- **The exercise**
The lines to transcribe begin with the one containing "Decode this image" and end with the last line below; reproduce them exactly, without the pictures.

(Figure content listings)
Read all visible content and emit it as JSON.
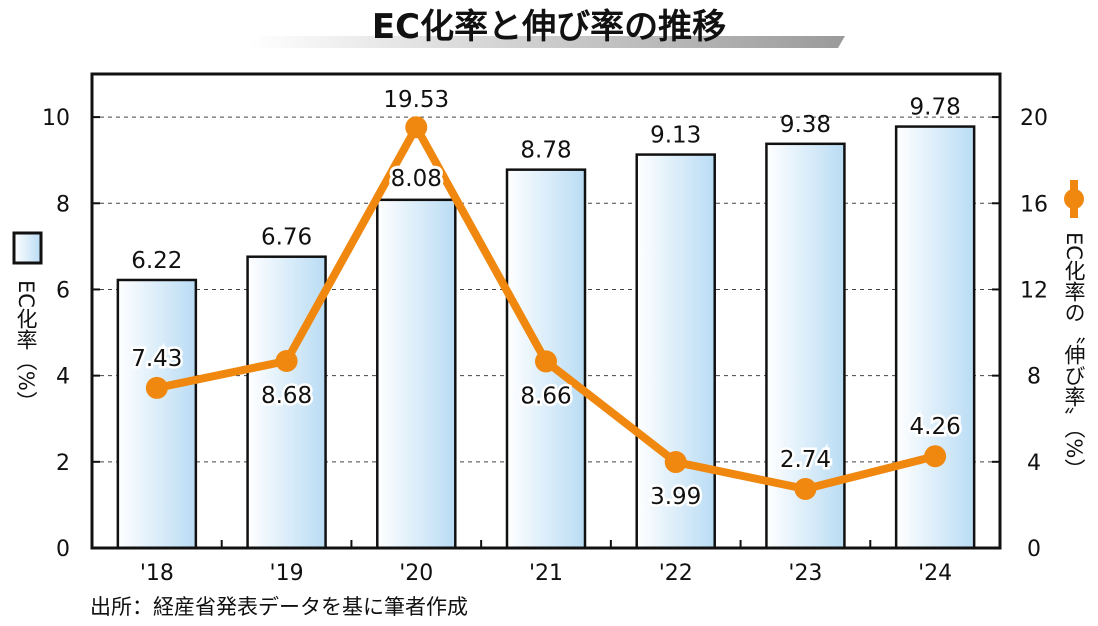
{
  "chart_data": {
    "type": "bar+line",
    "title": "EC化率と伸び率の推移",
    "categories": [
      "'18",
      "'19",
      "'20",
      "'21",
      "'22",
      "'23",
      "'24"
    ],
    "series": [
      {
        "name": "EC化率（%）",
        "type": "bar",
        "axis": "left",
        "values": [
          6.22,
          6.76,
          8.08,
          8.78,
          9.13,
          9.38,
          9.78
        ],
        "labels": [
          "6.22",
          "6.76",
          "8.08",
          "8.78",
          "9.13",
          "9.38",
          "9.78"
        ],
        "color": "#cfe8f8"
      },
      {
        "name": "EC化率の〝伸び率〟（%）",
        "type": "line",
        "axis": "right",
        "values": [
          7.43,
          8.68,
          19.53,
          8.66,
          3.99,
          2.74,
          4.26
        ],
        "labels": [
          "7.43",
          "8.68",
          "19.53",
          "8.66",
          "3.99",
          "2.74",
          "4.26"
        ],
        "color": "#f0870f"
      }
    ],
    "y_left": {
      "label": "EC化率（%）",
      "range": [
        0,
        11
      ],
      "ticks": [
        "0",
        "2",
        "4",
        "6",
        "8",
        "10"
      ]
    },
    "y_right": {
      "label": "EC化率の〝伸び率〟（%）",
      "range": [
        0,
        22
      ],
      "ticks": [
        "0",
        "4",
        "8",
        "12",
        "16",
        "20"
      ]
    },
    "grid": "horizontal dashed",
    "legend_placement": "beside axes (left: bar, right: line)",
    "source": "出所：経産省発表データを基に筆者作成"
  }
}
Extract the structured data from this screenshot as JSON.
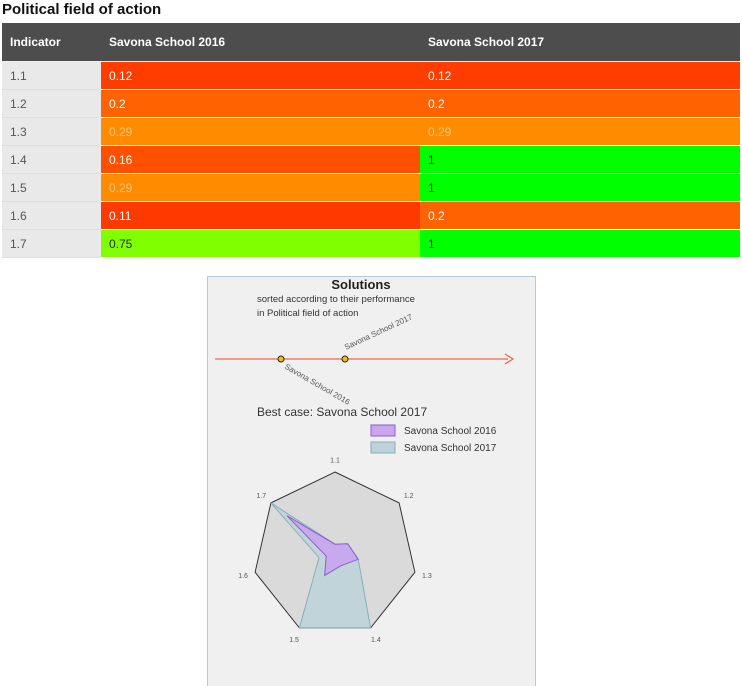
{
  "page": {
    "title": "Political field of action"
  },
  "table": {
    "headers": [
      "Indicator",
      "Savona School 2016",
      "Savona School 2017"
    ],
    "rows": [
      {
        "indicator": "1.1",
        "v2016": "0.12",
        "v2017": "0.12",
        "c2016": "#ff3d00",
        "c2017": "#ff3d00"
      },
      {
        "indicator": "1.2",
        "v2016": "0.2",
        "v2017": "0.2",
        "c2016": "#ff6200",
        "c2017": "#ff6200"
      },
      {
        "indicator": "1.3",
        "v2016": "0.29",
        "v2017": "0.29",
        "c2016": "#ff8c00",
        "c2017": "#ff8c00"
      },
      {
        "indicator": "1.4",
        "v2016": "0.16",
        "v2017": "1",
        "c2016": "#ff5000",
        "c2017": "#00ff00"
      },
      {
        "indicator": "1.5",
        "v2016": "0.29",
        "v2017": "1",
        "c2016": "#ff8c00",
        "c2017": "#00ff00"
      },
      {
        "indicator": "1.6",
        "v2016": "0.11",
        "v2017": "0.2",
        "c2016": "#ff3a00",
        "c2017": "#ff6200"
      },
      {
        "indicator": "1.7",
        "v2016": "0.75",
        "v2017": "1",
        "c2016": "#80ff00",
        "c2017": "#00ff00"
      }
    ]
  },
  "solutions": {
    "title": "Solutions",
    "subtitle_line1": "sorted according to their performance",
    "subtitle_line2": "in Political field of action",
    "best_case": "Best case: Savona School 2017",
    "axis_colors": {
      "arrow": "#e8664f",
      "marker": "#f2c200"
    }
  },
  "chart_data": [
    {
      "type": "scatter",
      "title": "Solutions",
      "subtitle": "sorted according to their performance in Political field of action",
      "points": [
        {
          "label": "Savona School 2016",
          "rank": 1
        },
        {
          "label": "Savona School 2017",
          "rank": 2
        }
      ]
    },
    {
      "type": "radar",
      "axes": [
        "1.1",
        "1.2",
        "1.3",
        "1.4",
        "1.5",
        "1.6",
        "1.7"
      ],
      "range": [
        0,
        1
      ],
      "series": [
        {
          "name": "Savona School 2016",
          "values": [
            0.12,
            0.2,
            0.29,
            0.16,
            0.29,
            0.11,
            0.75
          ],
          "fill": "#c9a4ef",
          "stroke": "#8a5ecf"
        },
        {
          "name": "Savona School 2017",
          "values": [
            0.12,
            0.2,
            0.29,
            1,
            1,
            0.2,
            1
          ],
          "fill": "#bdd3d8",
          "stroke": "#88aeb8"
        }
      ]
    }
  ]
}
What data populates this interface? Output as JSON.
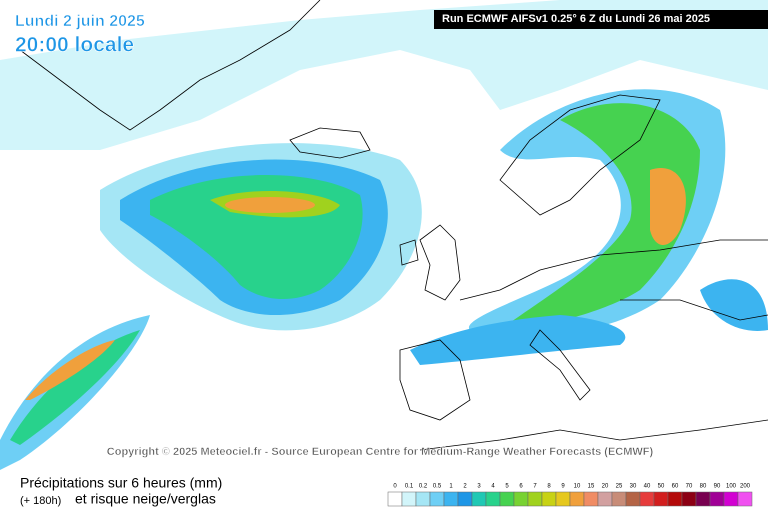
{
  "header": {
    "date": "Lundi 2 juin 2025",
    "time": "20:00 locale",
    "run": "Run ECMWF AIFSv1 0.25° 6 Z du Lundi 26 mai 2025"
  },
  "copyright": "Copyright © 2025 Meteociel.fr - Source European Centre for Medium-Range Weather Forecasts (ECMWF)",
  "footer": {
    "title": "Précipitations sur 6 heures (mm)",
    "lead": "(+ 180h)",
    "subtitle": "et risque neige/verglas"
  },
  "legend": {
    "levels": [
      {
        "label": "0",
        "color": "#ffffff"
      },
      {
        "label": "0.1",
        "color": "#d2f5fa"
      },
      {
        "label": "0.2",
        "color": "#a5e6f5"
      },
      {
        "label": "0.5",
        "color": "#6ecff5"
      },
      {
        "label": "1",
        "color": "#3cb4f0"
      },
      {
        "label": "2",
        "color": "#1e96e6"
      },
      {
        "label": "3",
        "color": "#20c8b4"
      },
      {
        "label": "4",
        "color": "#28d28c"
      },
      {
        "label": "5",
        "color": "#46d250"
      },
      {
        "label": "6",
        "color": "#78d232"
      },
      {
        "label": "7",
        "color": "#a0d21e"
      },
      {
        "label": "8",
        "color": "#c8d214"
      },
      {
        "label": "9",
        "color": "#e6c81e"
      },
      {
        "label": "10",
        "color": "#f0a03c"
      },
      {
        "label": "15",
        "color": "#f08c64"
      },
      {
        "label": "20",
        "color": "#d2a0a0"
      },
      {
        "label": "25",
        "color": "#c88c78"
      },
      {
        "label": "30",
        "color": "#b46446"
      },
      {
        "label": "40",
        "color": "#e63c3c"
      },
      {
        "label": "50",
        "color": "#d21e1e"
      },
      {
        "label": "60",
        "color": "#b40a0a"
      },
      {
        "label": "70",
        "color": "#8c0014"
      },
      {
        "label": "80",
        "color": "#780050"
      },
      {
        "label": "90",
        "color": "#a00096"
      },
      {
        "label": "100",
        "color": "#d200d2"
      },
      {
        "label": "200",
        "color": "#f050f0"
      }
    ]
  }
}
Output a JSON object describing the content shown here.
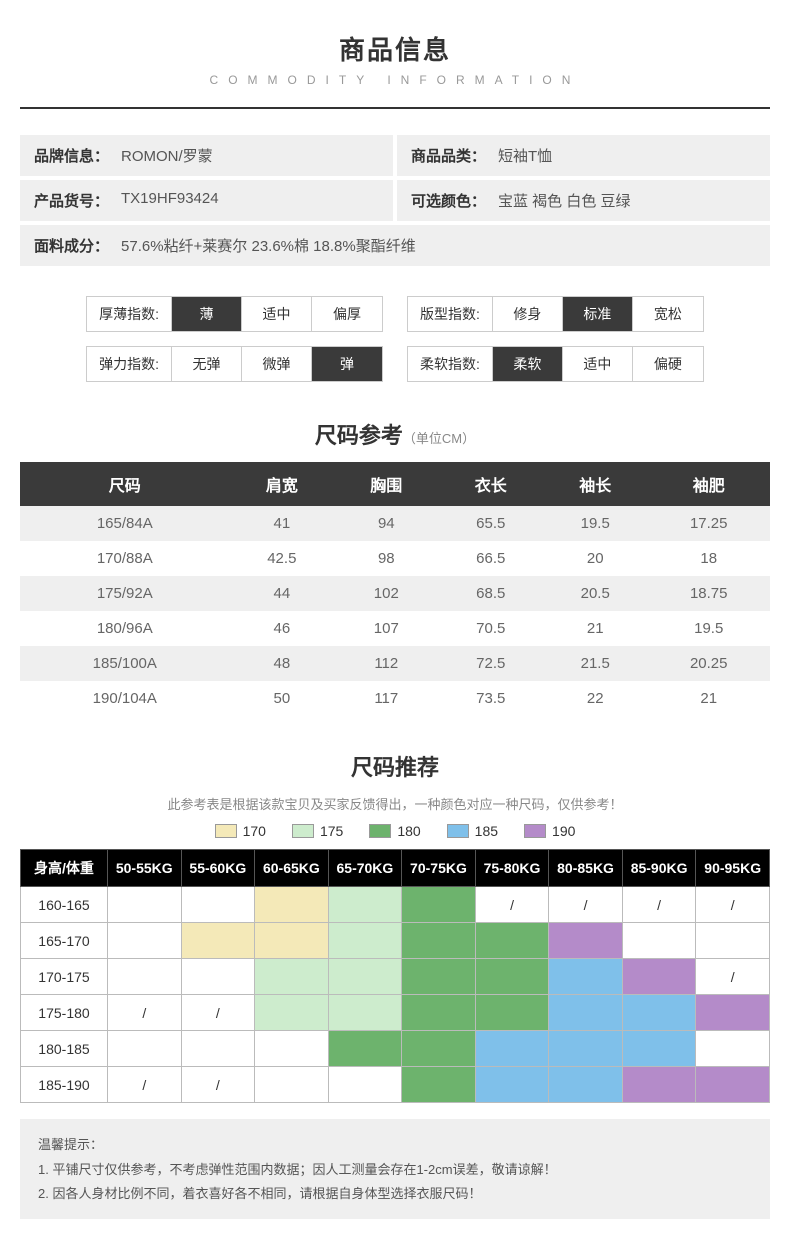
{
  "header": {
    "title_cn": "商品信息",
    "title_en": "COMMODITY INFORMATION"
  },
  "info": {
    "brand_label": "品牌信息：",
    "brand_value": "ROMON/罗蒙",
    "category_label": "商品品类：",
    "category_value": "短袖T恤",
    "sku_label": "产品货号：",
    "sku_value": "TX19HF93424",
    "color_label": "可选颜色：",
    "color_value": "宝蓝 褐色 白色 豆绿",
    "fabric_label": "面料成分：",
    "fabric_value": "57.6%粘纤+莱赛尔 23.6%棉 18.8%聚酯纤维"
  },
  "indices": [
    {
      "label": "厚薄指数:",
      "opts": [
        "薄",
        "适中",
        "偏厚"
      ],
      "selected": 0
    },
    {
      "label": "版型指数:",
      "opts": [
        "修身",
        "标准",
        "宽松"
      ],
      "selected": 1
    },
    {
      "label": "弹力指数:",
      "opts": [
        "无弹",
        "微弹",
        "弹"
      ],
      "selected": 2
    },
    {
      "label": "柔软指数:",
      "opts": [
        "柔软",
        "适中",
        "偏硬"
      ],
      "selected": 0
    }
  ],
  "size_ref": {
    "title": "尺码参考",
    "unit": "（单位CM）",
    "columns": [
      "尺码",
      "肩宽",
      "胸围",
      "衣长",
      "袖长",
      "袖肥"
    ],
    "rows": [
      [
        "165/84A",
        "41",
        "94",
        "65.5",
        "19.5",
        "17.25"
      ],
      [
        "170/88A",
        "42.5",
        "98",
        "66.5",
        "20",
        "18"
      ],
      [
        "175/92A",
        "44",
        "102",
        "68.5",
        "20.5",
        "18.75"
      ],
      [
        "180/96A",
        "46",
        "107",
        "70.5",
        "21",
        "19.5"
      ],
      [
        "185/100A",
        "48",
        "112",
        "72.5",
        "21.5",
        "20.25"
      ],
      [
        "190/104A",
        "50",
        "117",
        "73.5",
        "22",
        "21"
      ]
    ]
  },
  "size_rec": {
    "title": "尺码推荐",
    "note": "此参考表是根据该款宝贝及买家反馈得出，一种颜色对应一种尺码，仅供参考！",
    "legend": [
      {
        "label": "170",
        "color": "#f4e9b8"
      },
      {
        "label": "175",
        "color": "#cdeccd"
      },
      {
        "label": "180",
        "color": "#6db36d"
      },
      {
        "label": "185",
        "color": "#7fc0ea"
      },
      {
        "label": "190",
        "color": "#b48bc9"
      }
    ],
    "col_header_first": "身高/体重",
    "weight_cols": [
      "50-55KG",
      "55-60KG",
      "60-65KG",
      "65-70KG",
      "70-75KG",
      "75-80KG",
      "80-85KG",
      "85-90KG",
      "90-95KG"
    ],
    "height_rows": [
      "160-165",
      "165-170",
      "170-175",
      "175-180",
      "180-185",
      "185-190"
    ],
    "cells": [
      [
        "",
        "",
        "#f4e9b8",
        "#cdeccd",
        "#6db36d",
        "/",
        "/",
        "/",
        "/"
      ],
      [
        "",
        "#f4e9b8",
        "#f4e9b8",
        "#cdeccd",
        "#6db36d",
        "#6db36d",
        "#b48bc9",
        "",
        ""
      ],
      [
        "",
        "",
        "#cdeccd",
        "#cdeccd",
        "#6db36d",
        "#6db36d",
        "#7fc0ea",
        "#b48bc9",
        "/"
      ],
      [
        "/",
        "/",
        "#cdeccd",
        "#cdeccd",
        "#6db36d",
        "#6db36d",
        "#7fc0ea",
        "#7fc0ea",
        "#b48bc9"
      ],
      [
        "",
        "",
        "",
        "#6db36d",
        "#6db36d",
        "#7fc0ea",
        "#7fc0ea",
        "#7fc0ea",
        ""
      ],
      [
        "/",
        "/",
        "",
        "",
        "#6db36d",
        "#7fc0ea",
        "#7fc0ea",
        "#b48bc9",
        "#b48bc9"
      ]
    ]
  },
  "tips": {
    "title": "温馨提示：",
    "lines": [
      "1. 平铺尺寸仅供参考，不考虑弹性范围内数据；因人工测量会存在1-2cm误差，敬请谅解！",
      "2. 因各人身材比例不同，着衣喜好各不相同，请根据自身体型选择衣服尺码！"
    ]
  }
}
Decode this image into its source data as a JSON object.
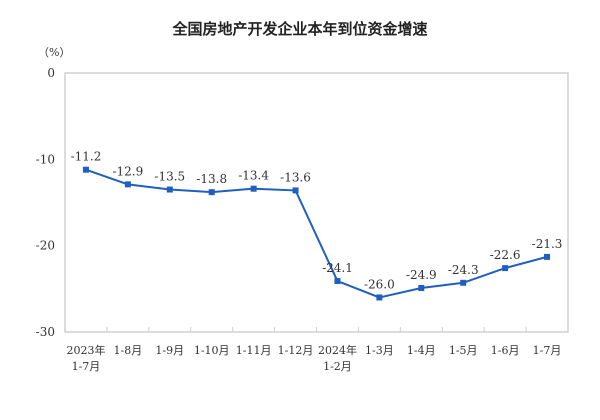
{
  "chart_data": {
    "type": "line",
    "title": "全国房地产开发企业本年到位资金增速",
    "ylabel": "（%）",
    "xlabel": "",
    "categories": [
      "2023年\n1-7月",
      "1-8月",
      "1-9月",
      "1-10月",
      "1-11月",
      "1-12月",
      "2024年\n1-2月",
      "1-3月",
      "1-4月",
      "1-5月",
      "1-6月",
      "1-7月"
    ],
    "values": [
      -11.2,
      -12.9,
      -13.5,
      -13.8,
      -13.4,
      -13.6,
      -24.1,
      -26.0,
      -24.9,
      -24.3,
      -22.6,
      -21.3
    ],
    "data_labels": [
      "-11.2",
      "-12.9",
      "-13.5",
      "-13.8",
      "-13.4",
      "-13.6",
      "-24.1",
      "-26.0",
      "-24.9",
      "-24.3",
      "-22.6",
      "-21.3"
    ],
    "yticks": [
      0,
      -10,
      -20,
      -30
    ],
    "ylim": [
      -30,
      0
    ],
    "grid": false,
    "legend": "none",
    "line_color": "#1f5fbf",
    "marker": "square"
  }
}
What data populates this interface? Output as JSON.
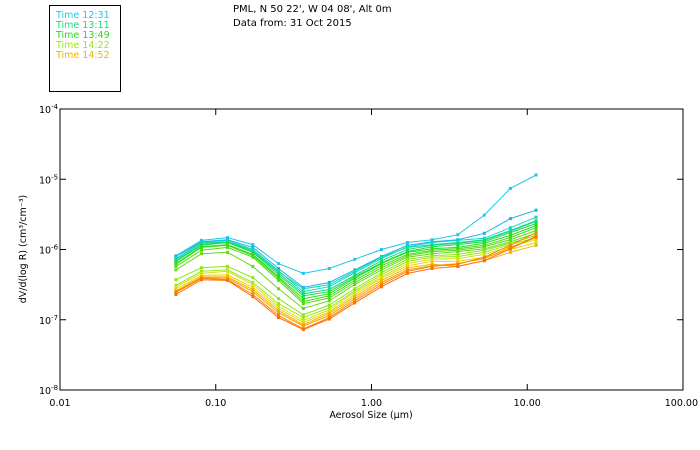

- **Written answer**
Decode this image into its source data as a JSON object.
{
  "chart_data": {
    "type": "line",
    "title": "全国房地产开发企业本年到位资金增速",
    "ylabel": "（%）",
    "xlabel": "",
    "categories": [
      "2023年\n1-7月",
      "1-8月",
      "1-9月",
      "1-10月",
      "1-11月",
      "1-12月",
      "2024年\n1-2月",
      "1-3月",
      "1-4月",
      "1-5月",
      "1-6月",
      "1-7月"
    ],
    "values": [
      -11.2,
      -12.9,
      -13.5,
      -13.8,
      -13.4,
      -13.6,
      -24.1,
      -26.0,
      -24.9,
      -24.3,
      -22.6,
      -21.3
    ],
    "data_labels": [
      "-11.2",
      "-12.9",
      "-13.5",
      "-13.8",
      "-13.4",
      "-13.6",
      "-24.1",
      "-26.0",
      "-24.9",
      "-24.3",
      "-22.6",
      "-21.3"
    ],
    "yticks": [
      0,
      -10,
      -20,
      -30
    ],
    "ylim": [
      -30,
      0
    ],
    "grid": false,
    "legend": "none",
    "line_color": "#1f5fbf",
    "marker": "square"
  }
}
What data populates this interface? Output as JSON.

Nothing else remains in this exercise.